Job
Quote the lines below exactly, from the one that holds "Read out every word on this page." through the final line of the records, and only those.

Records for processing
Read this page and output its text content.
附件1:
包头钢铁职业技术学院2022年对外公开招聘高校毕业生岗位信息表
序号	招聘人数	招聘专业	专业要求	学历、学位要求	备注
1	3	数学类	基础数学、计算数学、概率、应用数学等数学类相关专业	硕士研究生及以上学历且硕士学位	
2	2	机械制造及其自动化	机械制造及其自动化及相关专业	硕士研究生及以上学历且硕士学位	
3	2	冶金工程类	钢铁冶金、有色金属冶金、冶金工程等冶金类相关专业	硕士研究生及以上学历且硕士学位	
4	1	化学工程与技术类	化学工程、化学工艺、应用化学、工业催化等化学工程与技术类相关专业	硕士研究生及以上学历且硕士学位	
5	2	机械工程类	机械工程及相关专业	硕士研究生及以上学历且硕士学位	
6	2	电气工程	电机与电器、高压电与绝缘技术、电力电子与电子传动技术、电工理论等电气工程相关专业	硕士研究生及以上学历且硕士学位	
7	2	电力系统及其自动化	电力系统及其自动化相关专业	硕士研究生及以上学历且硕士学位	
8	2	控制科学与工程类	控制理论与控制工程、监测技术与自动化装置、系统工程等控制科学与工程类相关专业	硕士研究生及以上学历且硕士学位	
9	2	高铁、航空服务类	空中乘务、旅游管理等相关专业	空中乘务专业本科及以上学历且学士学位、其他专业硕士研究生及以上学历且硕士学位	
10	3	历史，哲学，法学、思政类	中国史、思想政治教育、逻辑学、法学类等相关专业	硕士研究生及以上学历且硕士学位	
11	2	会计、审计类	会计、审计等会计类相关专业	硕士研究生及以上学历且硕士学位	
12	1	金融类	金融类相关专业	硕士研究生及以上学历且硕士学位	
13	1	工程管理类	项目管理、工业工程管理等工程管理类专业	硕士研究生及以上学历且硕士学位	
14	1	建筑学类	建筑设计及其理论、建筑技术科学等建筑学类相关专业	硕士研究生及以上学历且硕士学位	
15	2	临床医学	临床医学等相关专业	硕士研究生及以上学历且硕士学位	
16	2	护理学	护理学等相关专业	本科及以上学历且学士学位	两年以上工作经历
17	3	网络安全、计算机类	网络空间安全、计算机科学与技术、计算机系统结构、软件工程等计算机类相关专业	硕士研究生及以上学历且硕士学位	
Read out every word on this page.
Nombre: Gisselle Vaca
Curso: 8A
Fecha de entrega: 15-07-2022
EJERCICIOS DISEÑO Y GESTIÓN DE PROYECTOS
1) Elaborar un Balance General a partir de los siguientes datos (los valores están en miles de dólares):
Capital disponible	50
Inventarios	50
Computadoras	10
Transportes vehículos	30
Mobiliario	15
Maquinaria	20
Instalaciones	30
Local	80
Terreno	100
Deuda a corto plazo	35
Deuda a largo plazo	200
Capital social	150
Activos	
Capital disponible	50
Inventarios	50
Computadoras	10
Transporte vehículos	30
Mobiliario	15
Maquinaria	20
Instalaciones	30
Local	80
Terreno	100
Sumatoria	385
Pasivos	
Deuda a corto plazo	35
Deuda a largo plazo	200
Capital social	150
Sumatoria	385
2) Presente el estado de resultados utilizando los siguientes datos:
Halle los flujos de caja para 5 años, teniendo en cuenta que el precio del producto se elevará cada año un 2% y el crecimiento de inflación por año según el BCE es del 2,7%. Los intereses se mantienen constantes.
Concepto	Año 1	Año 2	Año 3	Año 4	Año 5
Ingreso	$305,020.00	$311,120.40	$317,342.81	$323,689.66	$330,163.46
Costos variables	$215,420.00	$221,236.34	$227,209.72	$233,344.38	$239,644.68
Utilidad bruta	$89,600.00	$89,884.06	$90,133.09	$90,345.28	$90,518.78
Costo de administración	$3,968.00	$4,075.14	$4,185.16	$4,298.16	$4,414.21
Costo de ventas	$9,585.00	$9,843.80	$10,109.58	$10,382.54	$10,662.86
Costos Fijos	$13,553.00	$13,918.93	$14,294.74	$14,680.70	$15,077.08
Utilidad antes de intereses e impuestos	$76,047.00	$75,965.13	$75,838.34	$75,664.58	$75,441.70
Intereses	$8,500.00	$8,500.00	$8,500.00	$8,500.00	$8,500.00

Written response
Read out every word on this page.
Nombre: Gisselle Vaca
Curso: 8A
Fecha de entrega: 15-07-2022
EJERCICIOS DISEÑO Y GESTIÓN DE PROYECTOS
1) Elaborar un Balance General a partir de los siguientes datos (los valores están en miles de dólares):
Capital disponible	50
Inventarios	50
Computadoras	10
Transportes vehículos	30
Mobiliario	15
Maquinaria	20
Instalaciones	30
Local	80
Terreno	100
Deuda a corto plazo	35
Deuda a largo plazo	200
Capital social	150
Activos	
Capital disponible	50
Inventarios	50
Computadoras	10
Transporte vehículos	30
Mobiliario	15
Maquinaria	20
Instalaciones	30
Local	80
Terreno	100
Sumatoria	385
Pasivos	
Deuda a corto plazo	35
Deuda a largo plazo	200
Capital social	150
Sumatoria	385
2) Presente el estado de resultados utilizando los siguientes datos:
Halle los flujos de caja para 5 años, teniendo en cuenta que el precio del producto se elevará cada año un 2% y el crecimiento de inflación por año según el BCE es del 2,7%. Los intereses se mantienen constantes.
Concepto	Año 1	Año 2	Año 3	Año 4	Año 5
Ingreso	$305,020.00	$311,120.40	$317,342.81	$323,689.66	$330,163.46
Costos variables	$215,420.00	$221,236.34	$227,209.72	$233,344.38	$239,644.68
Utilidad bruta	$89,600.00	$89,884.06	$90,133.09	$90,345.28	$90,518.78
Costo de administración	$3,968.00	$4,075.14	$4,185.16	$4,298.16	$4,414.21
Costo de ventas	$9,585.00	$9,843.80	$10,109.58	$10,382.54	$10,662.86
Costos Fijos	$13,553.00	$13,918.93	$14,294.74	$14,680.70	$15,077.08
Utilidad antes de intereses e impuestos	$76,047.00	$75,965.13	$75,838.34	$75,664.58	$75,441.70
Intereses	$8,500.00	$8,500.00	$8,500.00	$8,500.00	$8,500.00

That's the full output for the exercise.